** Begin **

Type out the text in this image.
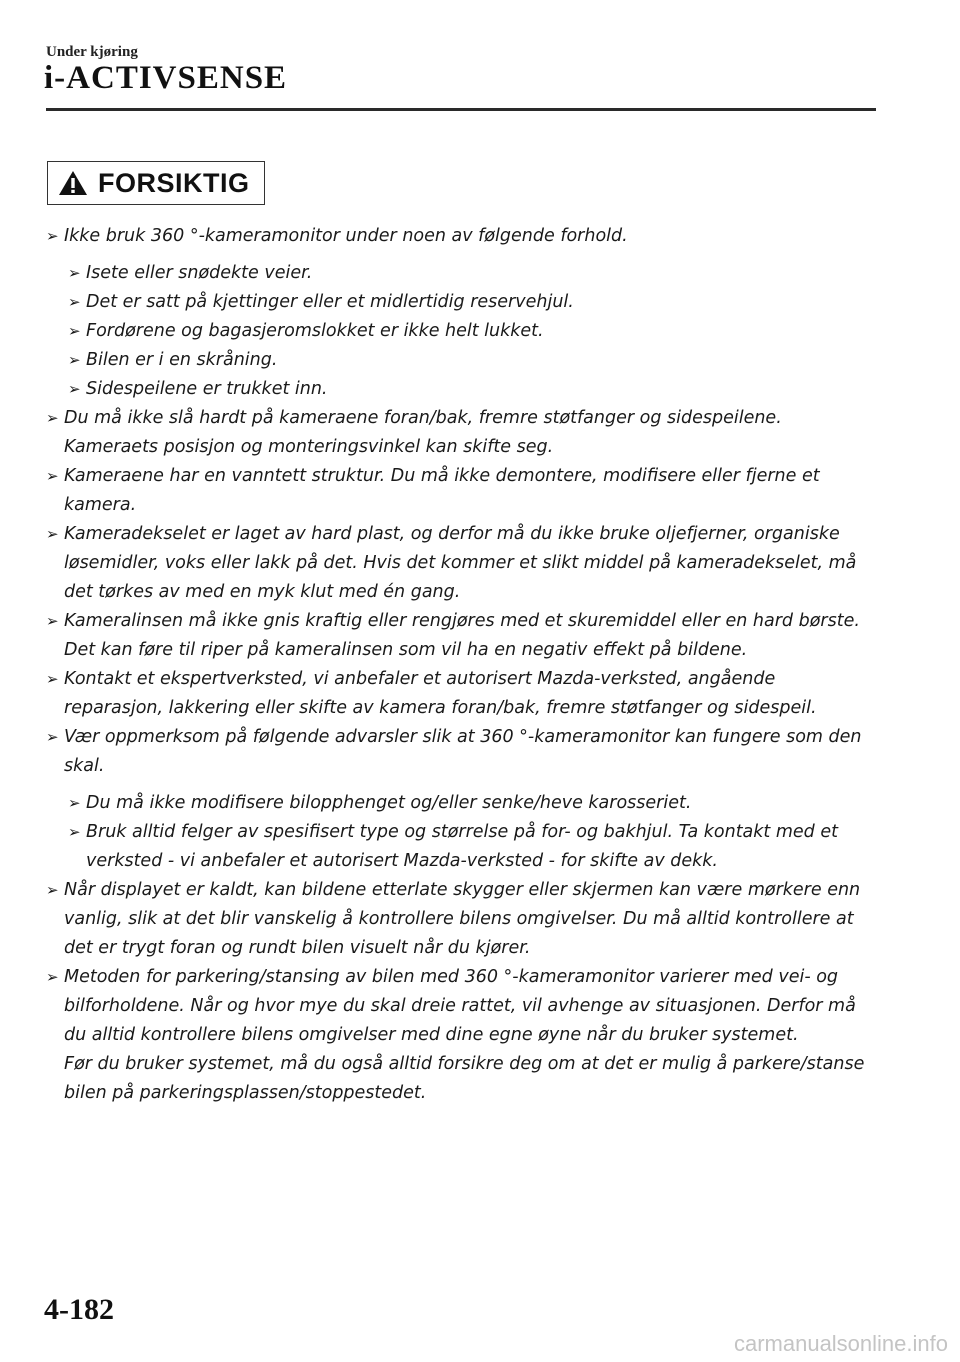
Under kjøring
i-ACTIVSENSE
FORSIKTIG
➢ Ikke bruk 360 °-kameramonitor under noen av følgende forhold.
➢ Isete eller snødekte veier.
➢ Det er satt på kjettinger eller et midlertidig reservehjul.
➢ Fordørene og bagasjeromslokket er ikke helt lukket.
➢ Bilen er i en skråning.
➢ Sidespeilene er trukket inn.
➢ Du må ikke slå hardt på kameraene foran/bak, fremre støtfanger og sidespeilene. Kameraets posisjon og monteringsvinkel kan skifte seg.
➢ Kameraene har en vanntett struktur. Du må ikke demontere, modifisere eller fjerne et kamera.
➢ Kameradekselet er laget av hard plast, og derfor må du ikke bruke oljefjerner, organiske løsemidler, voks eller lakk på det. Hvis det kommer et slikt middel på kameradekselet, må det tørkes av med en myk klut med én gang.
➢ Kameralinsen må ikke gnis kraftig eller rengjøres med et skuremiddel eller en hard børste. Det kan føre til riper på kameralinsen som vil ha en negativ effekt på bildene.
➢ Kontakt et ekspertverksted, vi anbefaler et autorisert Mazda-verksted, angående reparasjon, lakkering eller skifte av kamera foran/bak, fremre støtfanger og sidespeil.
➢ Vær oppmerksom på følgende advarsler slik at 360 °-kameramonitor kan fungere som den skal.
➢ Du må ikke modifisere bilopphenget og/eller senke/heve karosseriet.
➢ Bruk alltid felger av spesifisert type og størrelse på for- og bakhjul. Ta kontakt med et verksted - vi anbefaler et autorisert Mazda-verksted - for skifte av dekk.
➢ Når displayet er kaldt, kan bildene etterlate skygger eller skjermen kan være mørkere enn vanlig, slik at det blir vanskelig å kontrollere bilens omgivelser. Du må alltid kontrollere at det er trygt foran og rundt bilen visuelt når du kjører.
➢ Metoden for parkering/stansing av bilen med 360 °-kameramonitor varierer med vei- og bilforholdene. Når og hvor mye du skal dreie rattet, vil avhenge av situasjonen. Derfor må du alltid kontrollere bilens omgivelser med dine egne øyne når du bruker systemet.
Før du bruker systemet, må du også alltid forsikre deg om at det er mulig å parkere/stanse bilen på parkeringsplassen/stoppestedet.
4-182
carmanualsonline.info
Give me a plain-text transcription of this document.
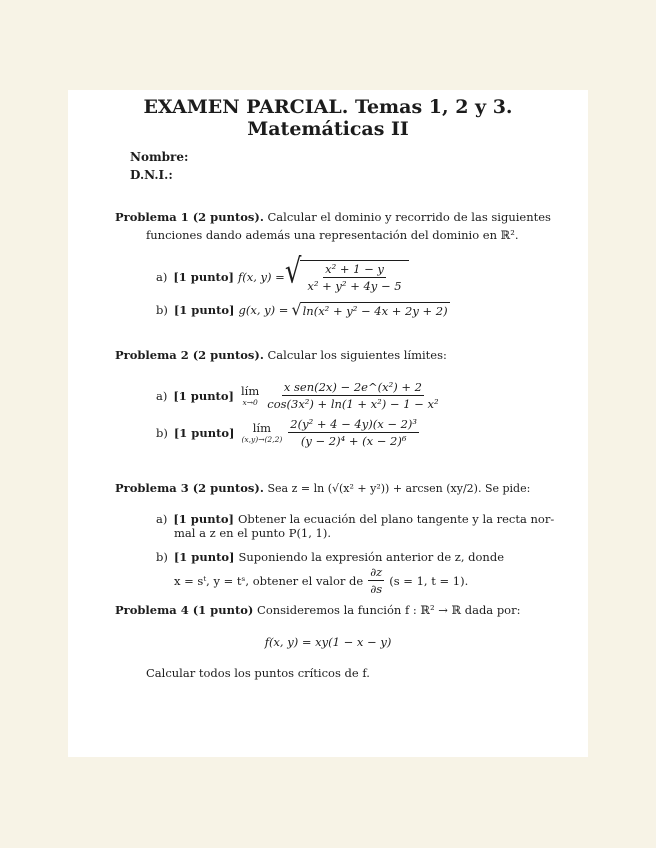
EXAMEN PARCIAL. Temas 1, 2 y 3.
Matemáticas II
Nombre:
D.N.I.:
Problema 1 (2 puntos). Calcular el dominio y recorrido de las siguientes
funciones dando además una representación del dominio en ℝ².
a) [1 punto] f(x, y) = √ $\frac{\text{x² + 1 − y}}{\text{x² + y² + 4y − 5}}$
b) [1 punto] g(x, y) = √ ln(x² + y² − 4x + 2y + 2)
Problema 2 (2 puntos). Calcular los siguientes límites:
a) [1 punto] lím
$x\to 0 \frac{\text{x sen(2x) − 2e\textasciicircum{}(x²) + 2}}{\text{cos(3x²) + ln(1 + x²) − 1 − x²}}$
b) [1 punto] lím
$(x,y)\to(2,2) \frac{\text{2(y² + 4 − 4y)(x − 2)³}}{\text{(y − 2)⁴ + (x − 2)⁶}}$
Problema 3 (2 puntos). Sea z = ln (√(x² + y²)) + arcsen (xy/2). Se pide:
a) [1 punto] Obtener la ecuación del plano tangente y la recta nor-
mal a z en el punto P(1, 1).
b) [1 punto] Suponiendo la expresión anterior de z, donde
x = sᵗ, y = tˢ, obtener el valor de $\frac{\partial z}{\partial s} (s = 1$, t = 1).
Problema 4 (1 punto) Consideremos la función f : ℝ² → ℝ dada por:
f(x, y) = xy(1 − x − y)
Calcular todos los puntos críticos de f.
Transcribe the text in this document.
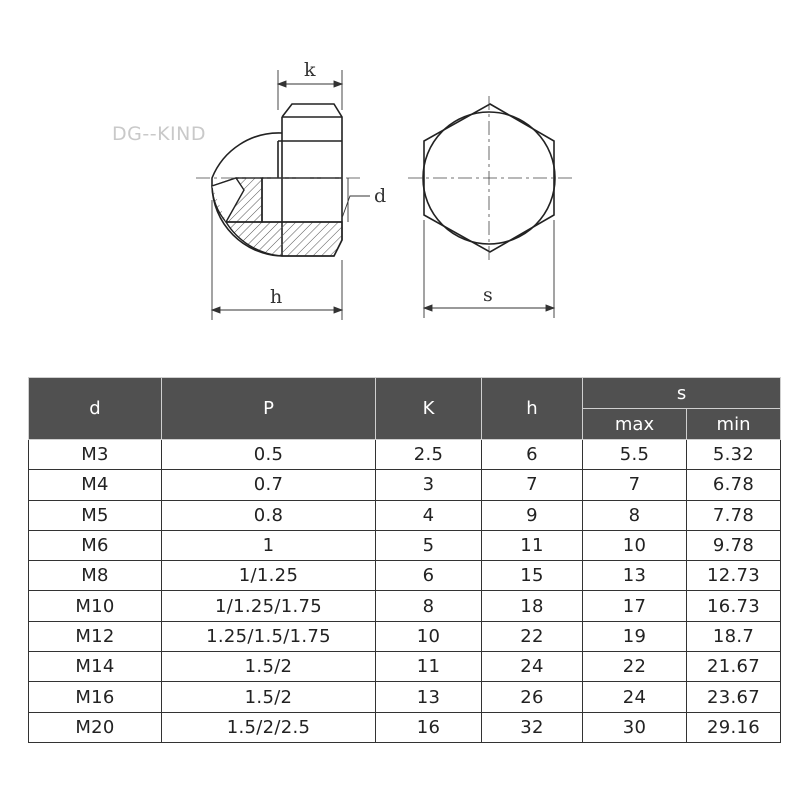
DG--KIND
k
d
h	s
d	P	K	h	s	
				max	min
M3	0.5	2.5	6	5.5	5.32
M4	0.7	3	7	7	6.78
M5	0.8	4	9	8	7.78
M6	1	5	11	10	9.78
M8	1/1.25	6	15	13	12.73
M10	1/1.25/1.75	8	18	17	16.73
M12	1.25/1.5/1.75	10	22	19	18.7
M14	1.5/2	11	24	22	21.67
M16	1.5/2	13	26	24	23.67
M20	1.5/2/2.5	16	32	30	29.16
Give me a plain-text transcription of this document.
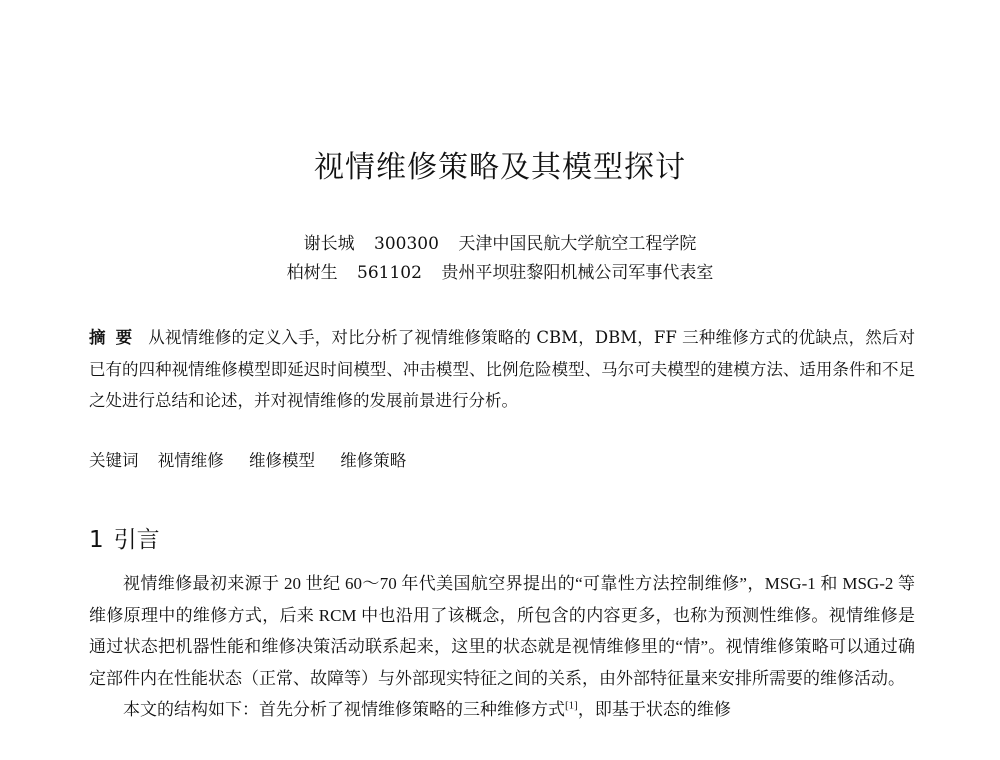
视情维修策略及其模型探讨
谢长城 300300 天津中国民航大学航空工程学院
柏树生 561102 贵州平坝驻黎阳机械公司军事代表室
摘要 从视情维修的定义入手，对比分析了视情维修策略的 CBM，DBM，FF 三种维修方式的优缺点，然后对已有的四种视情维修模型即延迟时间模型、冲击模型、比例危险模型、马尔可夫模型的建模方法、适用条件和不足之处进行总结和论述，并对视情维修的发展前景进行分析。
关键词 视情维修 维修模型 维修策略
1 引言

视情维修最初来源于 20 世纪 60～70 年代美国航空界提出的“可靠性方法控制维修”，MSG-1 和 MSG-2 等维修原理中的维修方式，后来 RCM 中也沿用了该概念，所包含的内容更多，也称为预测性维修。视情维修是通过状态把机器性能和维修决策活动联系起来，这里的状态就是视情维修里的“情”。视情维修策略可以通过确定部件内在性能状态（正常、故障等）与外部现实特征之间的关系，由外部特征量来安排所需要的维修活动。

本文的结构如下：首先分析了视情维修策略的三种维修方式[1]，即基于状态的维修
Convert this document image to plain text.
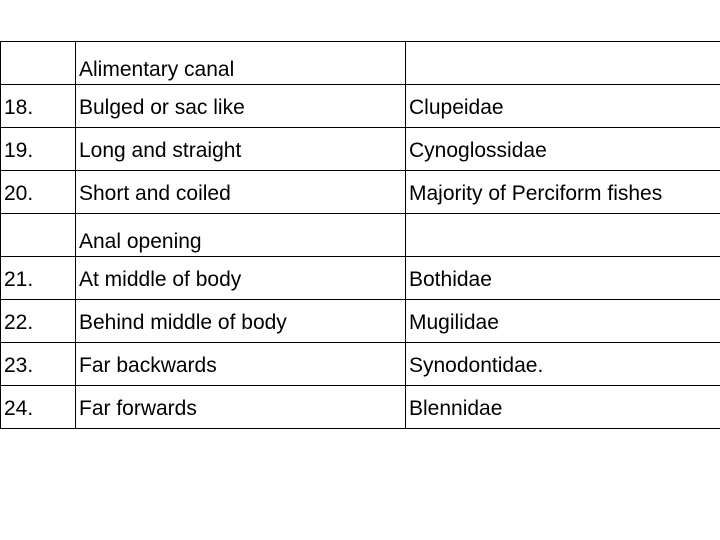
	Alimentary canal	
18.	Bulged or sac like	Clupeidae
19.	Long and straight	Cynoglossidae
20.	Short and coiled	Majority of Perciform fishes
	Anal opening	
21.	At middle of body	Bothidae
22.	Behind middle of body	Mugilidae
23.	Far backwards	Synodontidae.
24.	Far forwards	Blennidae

** End **

Gather and copy every line of the data in which the string "middle" is found.

21.	At middle of body	Bothidae
22.	Behind middle of body	Mugilidae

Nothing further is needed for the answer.